To be done:
From the listing below, pick out each line with the word "热爱祖国".

^^^^^^^^

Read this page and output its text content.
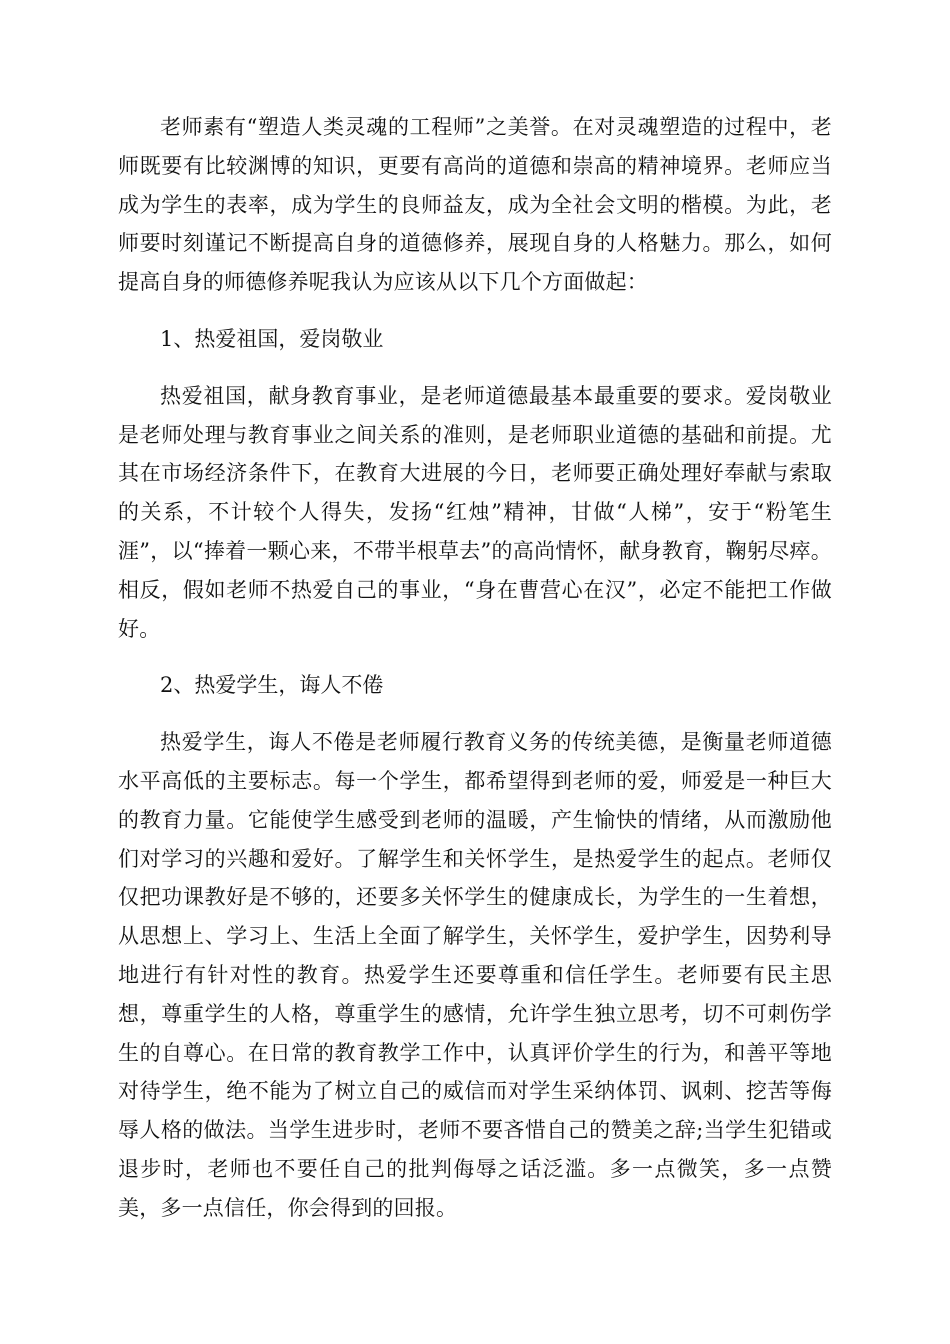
老师素有“塑造人类灵魂的工程师”之美誉。在对灵魂塑造的过程中，老师既要有比较渊博的知识，更要有高尚的道德和崇高的精神境界。老师应当成为学生的表率，成为学生的良师益友，成为全社会文明的楷模。为此，老师要时刻谨记不断提高自身的道德修养，展现自身的人格魅力。那么，如何提高自身的师德修养呢我认为应该从以下几个方面做起：

1、热爱祖国，爱岗敬业

热爱祖国，献身教育事业，是老师道德最基本最重要的要求。爱岗敬业是老师处理与教育事业之间关系的准则，是老师职业道德的基础和前提。尤其在市场经济条件下，在教育大进展的今日，老师要正确处理好奉献与索取的关系，不计较个人得失，发扬“红烛”精神，甘做“人梯”，安于“粉笔生涯”，以“捧着一颗心来，不带半根草去”的高尚情怀，献身教育，鞠躬尽瘁。相反，假如老师不热爱自己的事业，“身在曹营心在汉”，必定不能把工作做好。

2、热爱学生，诲人不倦

热爱学生，诲人不倦是老师履行教育义务的传统美德，是衡量老师道德水平高低的主要标志。每一个学生，都希望得到老师的爱，师爱是一种巨大的教育力量。它能使学生感受到老师的温暖，产生愉快的情绪，从而激励他们对学习的兴趣和爱好。了解学生和关怀学生，是热爱学生的起点。老师仅仅把功课教好是不够的，还要多关怀学生的健康成长，为学生的一生着想，从思想上、学习上、生活上全面了解学生，关怀学生，爱护学生，因势利导地进行有针对性的教育。热爱学生还要尊重和信任学生。老师要有民主思想，尊重学生的人格，尊重学生的感情，允许学生独立思考，切不可刺伤学生的自尊心。在日常的教育教学工作中，认真评价学生的行为，和善平等地对待学生，绝不能为了树立自己的威信而对学生采纳体罚、讽刺、挖苦等侮辱人格的做法。当学生进步时，老师不要吝惜自己的赞美之辞;当学生犯错或退步时，老师也不要任自己的批判侮辱之话泛滥。多一点微笑，多一点赞美，多一点信任，你会得到的回报。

^^^^^^^^

Expected answer:
1、热爱祖国，爱岗敬业
热爱祖国，献身教育事业，是老师道德最基本最重要的要求。爱岗敬业是老师处理与教育事业之间关系的准则，是老师职业道德的基础和前提。尤其在市场经济条件下，在教育大进展的今日，老师要正确处理好奉献与索取的关系，不计较个人得失，发扬“红烛”精神，甘做“人梯”，安于“粉笔生涯”，以“捧着一颗心来，不带半根草去”的高尚情怀，献身教育，鞠躬尽瘁。相反，假如老师不热爱自己的事业，“身在曹营心在汉”，必定不能把工作做好。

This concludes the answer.